**To do**
Extract the entries in their exact form.

**Information provided**
※

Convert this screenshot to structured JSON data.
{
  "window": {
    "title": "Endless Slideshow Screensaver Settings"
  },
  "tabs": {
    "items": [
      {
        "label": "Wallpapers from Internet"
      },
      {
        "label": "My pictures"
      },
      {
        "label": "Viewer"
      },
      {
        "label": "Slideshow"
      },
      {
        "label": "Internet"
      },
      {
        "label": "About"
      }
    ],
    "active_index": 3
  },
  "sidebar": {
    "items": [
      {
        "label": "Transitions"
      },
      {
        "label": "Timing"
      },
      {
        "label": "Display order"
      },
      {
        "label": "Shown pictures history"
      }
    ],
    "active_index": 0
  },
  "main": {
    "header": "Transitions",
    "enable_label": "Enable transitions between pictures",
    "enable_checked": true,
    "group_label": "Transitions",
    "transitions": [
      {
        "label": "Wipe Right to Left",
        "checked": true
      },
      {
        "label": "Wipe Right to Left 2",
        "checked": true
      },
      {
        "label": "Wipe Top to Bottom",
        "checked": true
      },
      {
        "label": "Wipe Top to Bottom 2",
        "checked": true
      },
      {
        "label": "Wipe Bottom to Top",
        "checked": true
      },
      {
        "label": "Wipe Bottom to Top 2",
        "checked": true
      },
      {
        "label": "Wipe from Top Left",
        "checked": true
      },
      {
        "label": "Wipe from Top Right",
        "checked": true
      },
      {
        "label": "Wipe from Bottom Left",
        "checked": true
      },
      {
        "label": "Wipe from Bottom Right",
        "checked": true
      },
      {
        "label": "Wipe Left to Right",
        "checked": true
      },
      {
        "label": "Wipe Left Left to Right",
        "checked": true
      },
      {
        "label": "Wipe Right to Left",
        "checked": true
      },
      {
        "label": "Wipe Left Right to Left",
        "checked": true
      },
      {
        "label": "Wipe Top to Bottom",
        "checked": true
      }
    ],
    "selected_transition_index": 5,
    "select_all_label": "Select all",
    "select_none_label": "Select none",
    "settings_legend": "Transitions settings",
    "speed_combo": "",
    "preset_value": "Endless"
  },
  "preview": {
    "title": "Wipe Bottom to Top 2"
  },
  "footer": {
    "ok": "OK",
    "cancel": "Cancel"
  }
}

※

**Solution**
Convert this screenshot to structured JSON data.
{
  "window": {
    "title": "Endless Slideshow Screensaver Settings"
  },
  "tabs": {
    "items": [
      {
        "label": "Wallpapers from Internet"
      },
      {
        "label": "My pictures"
      },
      {
        "label": "Viewer"
      },
      {
        "label": "Slideshow"
      },
      {
        "label": "Internet"
      },
      {
        "label": "About"
      }
    ],
    "active_index": 3
  },
  "sidebar": {
    "items": [
      {
        "label": "Transitions"
      },
      {
        "label": "Timing"
      },
      {
        "label": "Display order"
      },
      {
        "label": "Shown pictures history"
      }
    ],
    "active_index": 0
  },
  "main": {
    "header": "Transitions",
    "enable_label": "Enable transitions between pictures",
    "enable_checked": true,
    "group_label": "Transitions",
    "transitions": [
      {
        "label": "Wipe Right to Left",
        "checked": true
      },
      {
        "label": "Wipe Right to Left 2",
        "checked": true
      },
      {
        "label": "Wipe Top to Bottom",
        "checked": true
      },
      {
        "label": "Wipe Top to Bottom 2",
        "checked": true
      },
      {
        "label": "Wipe Bottom to Top",
        "checked": true
      },
      {
        "label": "Wipe Bottom to Top 2",
        "checked": true
      },
      {
        "label": "Wipe from Top Left",
        "checked": true
      },
      {
        "label": "Wipe from Top Right",
        "checked": true
      },
      {
        "label": "Wipe from Bottom Left",
        "checked": true
      },
      {
        "label": "Wipe from Bottom Right",
        "checked": true
      },
      {
        "label": "Wipe Left to Right",
        "checked": true
      },
      {
        "label": "Wipe Left Left to Right",
        "checked": true
      },
      {
        "label": "Wipe Right to Left",
        "checked": true
      },
      {
        "label": "Wipe Left Right to Left",
        "checked": true
      },
      {
        "label": "Wipe Top to Bottom",
        "checked": true
      }
    ],
    "selected_transition_index": 5,
    "select_all_label": "Select all",
    "select_none_label": "Select none",
    "settings_legend": "Transitions settings",
    "speed_combo": "",
    "preset_value": "Endless"
  },
  "preview": {
    "title": "Wipe Bottom to Top 2"
  },
  "footer": {
    "ok": "OK",
    "cancel": "Cancel"
  }
}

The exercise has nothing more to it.